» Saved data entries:
start

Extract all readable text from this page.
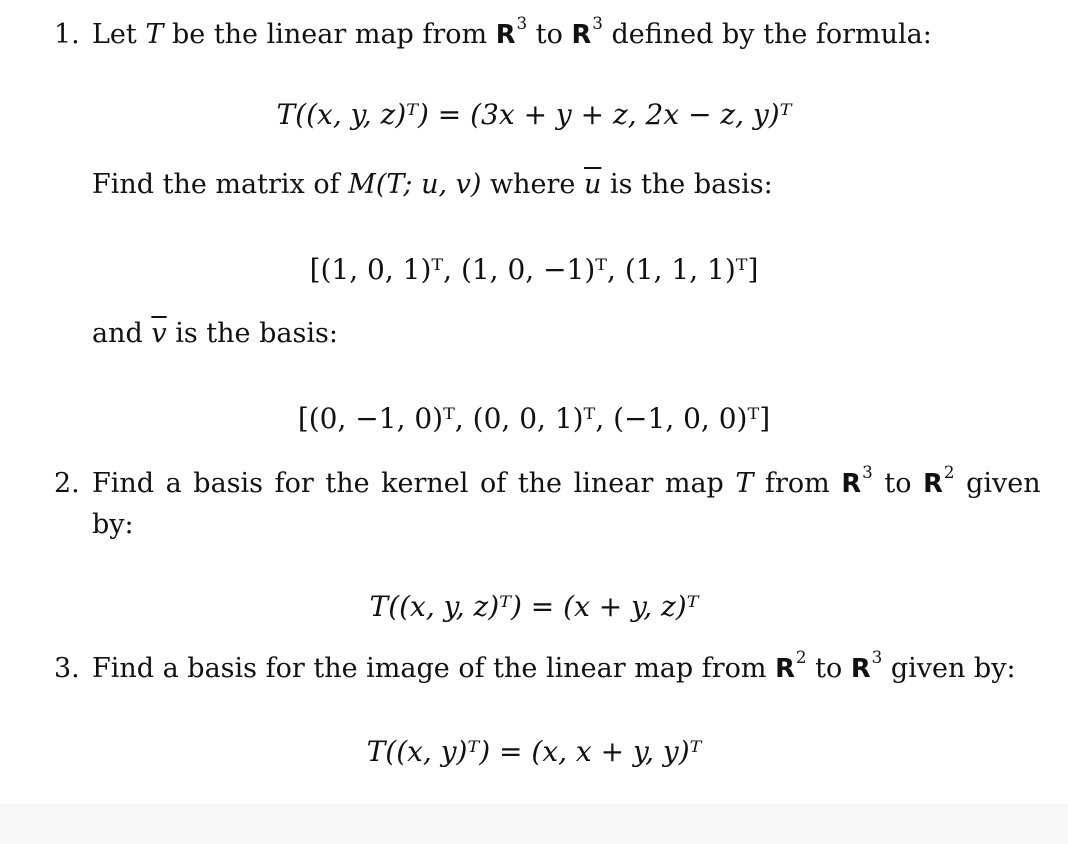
1. Let T be the linear map from $R^3$ to $R^3$ defined by the formula:
T((x, y, z)ᵀ) = (3x + y + z, 2x − z, y)ᵀ
Find the matrix of M(T; u, v) where $\overline{u}$ is the basis:
[(1, 0, 1)ᵀ, (1, 0, −1)ᵀ, (1, 1, 1)ᵀ]
and $\overline{v}$ is the basis:
[(0, −1, 0)ᵀ, (0, 0, 1)ᵀ, (−1, 0, 0)ᵀ]
2. Find a basis for the kernel of the linear map T from $R^3$ to $R^2$ given
by:
T((x, y, z)ᵀ) = (x + y, z)ᵀ
3. Find a basis for the image of the linear map from $R^2$ to $R^3$ given by:
T((x, y)ᵀ) = (x, x + y, y)ᵀ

end

» REQUIREMENT: Filter the data, keeping only the lines that contain "Find".

» REPLY:
Find the matrix of M(T; u, v) where $\overline{u}$ is the basis:
2. Find a basis for the kernel of the linear map T from $R^3$ to $R^2$ given
3. Find a basis for the image of the linear map from $R^2$ to $R^3$ given by:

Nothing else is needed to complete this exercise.